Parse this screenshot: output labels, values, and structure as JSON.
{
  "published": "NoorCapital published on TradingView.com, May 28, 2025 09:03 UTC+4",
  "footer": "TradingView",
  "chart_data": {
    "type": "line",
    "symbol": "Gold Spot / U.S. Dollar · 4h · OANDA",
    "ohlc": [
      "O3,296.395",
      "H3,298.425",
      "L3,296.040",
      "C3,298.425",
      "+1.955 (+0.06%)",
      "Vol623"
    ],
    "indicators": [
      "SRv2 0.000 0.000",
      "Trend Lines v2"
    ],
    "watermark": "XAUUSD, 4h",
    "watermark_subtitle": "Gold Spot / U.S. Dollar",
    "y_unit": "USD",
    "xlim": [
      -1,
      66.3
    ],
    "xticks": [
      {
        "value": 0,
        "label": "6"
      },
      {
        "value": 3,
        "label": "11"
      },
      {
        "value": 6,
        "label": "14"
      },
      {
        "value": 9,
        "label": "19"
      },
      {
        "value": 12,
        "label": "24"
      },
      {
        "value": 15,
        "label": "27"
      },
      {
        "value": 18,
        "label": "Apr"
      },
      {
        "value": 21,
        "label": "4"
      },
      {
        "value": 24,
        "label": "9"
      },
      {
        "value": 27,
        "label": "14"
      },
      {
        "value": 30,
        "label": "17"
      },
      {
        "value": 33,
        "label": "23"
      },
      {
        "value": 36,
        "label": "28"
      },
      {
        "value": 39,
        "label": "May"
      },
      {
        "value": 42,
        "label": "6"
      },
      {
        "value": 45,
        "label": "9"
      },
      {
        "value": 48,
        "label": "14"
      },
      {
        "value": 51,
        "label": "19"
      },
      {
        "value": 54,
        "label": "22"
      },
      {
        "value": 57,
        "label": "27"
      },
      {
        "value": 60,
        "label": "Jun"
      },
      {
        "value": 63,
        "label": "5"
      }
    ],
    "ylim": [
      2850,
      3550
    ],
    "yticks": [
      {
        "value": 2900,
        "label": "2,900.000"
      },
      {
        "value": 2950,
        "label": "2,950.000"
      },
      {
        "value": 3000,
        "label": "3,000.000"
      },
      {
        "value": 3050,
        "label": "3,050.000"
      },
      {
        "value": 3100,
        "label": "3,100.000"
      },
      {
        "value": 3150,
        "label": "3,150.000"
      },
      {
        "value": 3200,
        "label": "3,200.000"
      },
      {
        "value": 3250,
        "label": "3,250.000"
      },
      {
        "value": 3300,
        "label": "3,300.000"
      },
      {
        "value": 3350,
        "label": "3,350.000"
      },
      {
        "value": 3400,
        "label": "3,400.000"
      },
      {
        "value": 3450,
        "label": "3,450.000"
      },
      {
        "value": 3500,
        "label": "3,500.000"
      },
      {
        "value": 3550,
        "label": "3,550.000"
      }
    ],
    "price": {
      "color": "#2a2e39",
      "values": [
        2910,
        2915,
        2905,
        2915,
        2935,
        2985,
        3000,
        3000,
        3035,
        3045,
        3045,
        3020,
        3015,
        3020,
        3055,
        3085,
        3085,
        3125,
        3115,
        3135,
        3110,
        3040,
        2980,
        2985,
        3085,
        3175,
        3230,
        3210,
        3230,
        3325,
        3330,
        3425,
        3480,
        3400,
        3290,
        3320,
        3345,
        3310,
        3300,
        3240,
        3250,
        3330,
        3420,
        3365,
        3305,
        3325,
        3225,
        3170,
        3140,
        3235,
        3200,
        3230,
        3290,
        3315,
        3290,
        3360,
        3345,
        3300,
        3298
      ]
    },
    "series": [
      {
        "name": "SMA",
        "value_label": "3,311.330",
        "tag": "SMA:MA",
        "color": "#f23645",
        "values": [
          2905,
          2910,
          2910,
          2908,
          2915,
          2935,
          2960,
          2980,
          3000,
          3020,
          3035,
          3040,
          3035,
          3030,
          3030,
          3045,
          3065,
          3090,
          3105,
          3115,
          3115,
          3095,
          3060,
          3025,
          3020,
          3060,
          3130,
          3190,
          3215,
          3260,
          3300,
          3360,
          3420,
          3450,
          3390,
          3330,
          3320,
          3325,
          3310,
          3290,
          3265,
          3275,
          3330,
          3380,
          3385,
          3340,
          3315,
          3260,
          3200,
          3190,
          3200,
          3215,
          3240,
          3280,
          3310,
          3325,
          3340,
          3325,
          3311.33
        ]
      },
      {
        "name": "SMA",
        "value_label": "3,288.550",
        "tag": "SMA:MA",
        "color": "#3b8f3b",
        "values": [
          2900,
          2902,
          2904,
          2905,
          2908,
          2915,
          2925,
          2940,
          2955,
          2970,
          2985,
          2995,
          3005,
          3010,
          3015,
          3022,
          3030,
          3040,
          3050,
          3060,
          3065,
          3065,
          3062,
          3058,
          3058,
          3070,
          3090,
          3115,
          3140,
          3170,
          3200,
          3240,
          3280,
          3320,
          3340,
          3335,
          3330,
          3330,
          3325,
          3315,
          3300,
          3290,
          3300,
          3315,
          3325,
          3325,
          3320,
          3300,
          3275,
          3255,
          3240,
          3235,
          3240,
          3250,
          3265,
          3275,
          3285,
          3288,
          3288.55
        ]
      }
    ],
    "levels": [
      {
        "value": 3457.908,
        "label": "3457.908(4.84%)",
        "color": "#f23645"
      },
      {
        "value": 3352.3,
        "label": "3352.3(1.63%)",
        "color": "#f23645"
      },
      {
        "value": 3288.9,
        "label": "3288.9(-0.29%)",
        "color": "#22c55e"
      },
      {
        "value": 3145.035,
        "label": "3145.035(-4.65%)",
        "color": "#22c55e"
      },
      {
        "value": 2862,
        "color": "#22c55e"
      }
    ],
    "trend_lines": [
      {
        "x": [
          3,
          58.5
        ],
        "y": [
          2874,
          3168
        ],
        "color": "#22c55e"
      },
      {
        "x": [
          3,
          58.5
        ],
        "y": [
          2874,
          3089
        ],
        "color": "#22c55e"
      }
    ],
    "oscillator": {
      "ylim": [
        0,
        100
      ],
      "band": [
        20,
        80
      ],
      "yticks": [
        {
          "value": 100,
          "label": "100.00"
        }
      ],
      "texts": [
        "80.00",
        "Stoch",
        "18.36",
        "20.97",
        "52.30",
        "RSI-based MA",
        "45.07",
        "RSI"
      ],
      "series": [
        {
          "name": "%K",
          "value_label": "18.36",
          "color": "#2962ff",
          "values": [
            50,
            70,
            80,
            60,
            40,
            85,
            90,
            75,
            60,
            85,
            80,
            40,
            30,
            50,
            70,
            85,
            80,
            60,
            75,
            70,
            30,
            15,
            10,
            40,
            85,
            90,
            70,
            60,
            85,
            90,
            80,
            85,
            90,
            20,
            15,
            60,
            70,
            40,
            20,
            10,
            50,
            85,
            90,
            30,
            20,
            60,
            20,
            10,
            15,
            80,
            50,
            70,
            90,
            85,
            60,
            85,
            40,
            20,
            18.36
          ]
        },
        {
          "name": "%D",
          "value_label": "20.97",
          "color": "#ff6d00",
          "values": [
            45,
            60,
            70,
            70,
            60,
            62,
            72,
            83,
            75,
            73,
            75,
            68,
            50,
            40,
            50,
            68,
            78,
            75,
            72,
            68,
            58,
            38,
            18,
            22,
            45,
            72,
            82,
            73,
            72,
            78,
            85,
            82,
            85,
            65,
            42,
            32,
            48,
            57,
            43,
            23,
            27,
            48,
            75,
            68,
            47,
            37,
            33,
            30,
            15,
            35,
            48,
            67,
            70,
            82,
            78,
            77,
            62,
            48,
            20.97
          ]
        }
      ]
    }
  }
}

================================

Go through the records and print each one exactly.

_RESPONSE TO THE TASK_.
Parse this screenshot: output labels, values, and structure as JSON.
{
  "published": "NoorCapital published on TradingView.com, May 28, 2025 09:03 UTC+4",
  "footer": "TradingView",
  "chart_data": {
    "type": "line",
    "symbol": "Gold Spot / U.S. Dollar · 4h · OANDA",
    "ohlc": [
      "O3,296.395",
      "H3,298.425",
      "L3,296.040",
      "C3,298.425",
      "+1.955 (+0.06%)",
      "Vol623"
    ],
    "indicators": [
      "SRv2 0.000 0.000",
      "Trend Lines v2"
    ],
    "watermark": "XAUUSD, 4h",
    "watermark_subtitle": "Gold Spot / U.S. Dollar",
    "y_unit": "USD",
    "xlim": [
      -1,
      66.3
    ],
    "xticks": [
      {
        "value": 0,
        "label": "6"
      },
      {
        "value": 3,
        "label": "11"
      },
      {
        "value": 6,
        "label": "14"
      },
      {
        "value": 9,
        "label": "19"
      },
      {
        "value": 12,
        "label": "24"
      },
      {
        "value": 15,
        "label": "27"
      },
      {
        "value": 18,
        "label": "Apr"
      },
      {
        "value": 21,
        "label": "4"
      },
      {
        "value": 24,
        "label": "9"
      },
      {
        "value": 27,
        "label": "14"
      },
      {
        "value": 30,
        "label": "17"
      },
      {
        "value": 33,
        "label": "23"
      },
      {
        "value": 36,
        "label": "28"
      },
      {
        "value": 39,
        "label": "May"
      },
      {
        "value": 42,
        "label": "6"
      },
      {
        "value": 45,
        "label": "9"
      },
      {
        "value": 48,
        "label": "14"
      },
      {
        "value": 51,
        "label": "19"
      },
      {
        "value": 54,
        "label": "22"
      },
      {
        "value": 57,
        "label": "27"
      },
      {
        "value": 60,
        "label": "Jun"
      },
      {
        "value": 63,
        "label": "5"
      }
    ],
    "ylim": [
      2850,
      3550
    ],
    "yticks": [
      {
        "value": 2900,
        "label": "2,900.000"
      },
      {
        "value": 2950,
        "label": "2,950.000"
      },
      {
        "value": 3000,
        "label": "3,000.000"
      },
      {
        "value": 3050,
        "label": "3,050.000"
      },
      {
        "value": 3100,
        "label": "3,100.000"
      },
      {
        "value": 3150,
        "label": "3,150.000"
      },
      {
        "value": 3200,
        "label": "3,200.000"
      },
      {
        "value": 3250,
        "label": "3,250.000"
      },
      {
        "value": 3300,
        "label": "3,300.000"
      },
      {
        "value": 3350,
        "label": "3,350.000"
      },
      {
        "value": 3400,
        "label": "3,400.000"
      },
      {
        "value": 3450,
        "label": "3,450.000"
      },
      {
        "value": 3500,
        "label": "3,500.000"
      },
      {
        "value": 3550,
        "label": "3,550.000"
      }
    ],
    "price": {
      "color": "#2a2e39",
      "values": [
        2910,
        2915,
        2905,
        2915,
        2935,
        2985,
        3000,
        3000,
        3035,
        3045,
        3045,
        3020,
        3015,
        3020,
        3055,
        3085,
        3085,
        3125,
        3115,
        3135,
        3110,
        3040,
        2980,
        2985,
        3085,
        3175,
        3230,
        3210,
        3230,
        3325,
        3330,
        3425,
        3480,
        3400,
        3290,
        3320,
        3345,
        3310,
        3300,
        3240,
        3250,
        3330,
        3420,
        3365,
        3305,
        3325,
        3225,
        3170,
        3140,
        3235,
        3200,
        3230,
        3290,
        3315,
        3290,
        3360,
        3345,
        3300,
        3298
      ]
    },
    "series": [
      {
        "name": "SMA",
        "value_label": "3,311.330",
        "tag": "SMA:MA",
        "color": "#f23645",
        "values": [
          2905,
          2910,
          2910,
          2908,
          2915,
          2935,
          2960,
          2980,
          3000,
          3020,
          3035,
          3040,
          3035,
          3030,
          3030,
          3045,
          3065,
          3090,
          3105,
          3115,
          3115,
          3095,
          3060,
          3025,
          3020,
          3060,
          3130,
          3190,
          3215,
          3260,
          3300,
          3360,
          3420,
          3450,
          3390,
          3330,
          3320,
          3325,
          3310,
          3290,
          3265,
          3275,
          3330,
          3380,
          3385,
          3340,
          3315,
          3260,
          3200,
          3190,
          3200,
          3215,
          3240,
          3280,
          3310,
          3325,
          3340,
          3325,
          3311.33
        ]
      },
      {
        "name": "SMA",
        "value_label": "3,288.550",
        "tag": "SMA:MA",
        "color": "#3b8f3b",
        "values": [
          2900,
          2902,
          2904,
          2905,
          2908,
          2915,
          2925,
          2940,
          2955,
          2970,
          2985,
          2995,
          3005,
          3010,
          3015,
          3022,
          3030,
          3040,
          3050,
          3060,
          3065,
          3065,
          3062,
          3058,
          3058,
          3070,
          3090,
          3115,
          3140,
          3170,
          3200,
          3240,
          3280,
          3320,
          3340,
          3335,
          3330,
          3330,
          3325,
          3315,
          3300,
          3290,
          3300,
          3315,
          3325,
          3325,
          3320,
          3300,
          3275,
          3255,
          3240,
          3235,
          3240,
          3250,
          3265,
          3275,
          3285,
          3288,
          3288.55
        ]
      }
    ],
    "levels": [
      {
        "value": 3457.908,
        "label": "3457.908(4.84%)",
        "color": "#f23645"
      },
      {
        "value": 3352.3,
        "label": "3352.3(1.63%)",
        "color": "#f23645"
      },
      {
        "value": 3288.9,
        "label": "3288.9(-0.29%)",
        "color": "#22c55e"
      },
      {
        "value": 3145.035,
        "label": "3145.035(-4.65%)",
        "color": "#22c55e"
      },
      {
        "value": 2862,
        "color": "#22c55e"
      }
    ],
    "trend_lines": [
      {
        "x": [
          3,
          58.5
        ],
        "y": [
          2874,
          3168
        ],
        "color": "#22c55e"
      },
      {
        "x": [
          3,
          58.5
        ],
        "y": [
          2874,
          3089
        ],
        "color": "#22c55e"
      }
    ],
    "oscillator": {
      "ylim": [
        0,
        100
      ],
      "band": [
        20,
        80
      ],
      "yticks": [
        {
          "value": 100,
          "label": "100.00"
        }
      ],
      "texts": [
        "80.00",
        "Stoch",
        "18.36",
        "20.97",
        "52.30",
        "RSI-based MA",
        "45.07",
        "RSI"
      ],
      "series": [
        {
          "name": "%K",
          "value_label": "18.36",
          "color": "#2962ff",
          "values": [
            50,
            70,
            80,
            60,
            40,
            85,
            90,
            75,
            60,
            85,
            80,
            40,
            30,
            50,
            70,
            85,
            80,
            60,
            75,
            70,
            30,
            15,
            10,
            40,
            85,
            90,
            70,
            60,
            85,
            90,
            80,
            85,
            90,
            20,
            15,
            60,
            70,
            40,
            20,
            10,
            50,
            85,
            90,
            30,
            20,
            60,
            20,
            10,
            15,
            80,
            50,
            70,
            90,
            85,
            60,
            85,
            40,
            20,
            18.36
          ]
        },
        {
          "name": "%D",
          "value_label": "20.97",
          "color": "#ff6d00",
          "values": [
            45,
            60,
            70,
            70,
            60,
            62,
            72,
            83,
            75,
            73,
            75,
            68,
            50,
            40,
            50,
            68,
            78,
            75,
            72,
            68,
            58,
            38,
            18,
            22,
            45,
            72,
            82,
            73,
            72,
            78,
            85,
            82,
            85,
            65,
            42,
            32,
            48,
            57,
            43,
            23,
            27,
            48,
            75,
            68,
            47,
            37,
            33,
            30,
            15,
            35,
            48,
            67,
            70,
            82,
            78,
            77,
            62,
            48,
            20.97
          ]
        }
      ]
    }
  }
}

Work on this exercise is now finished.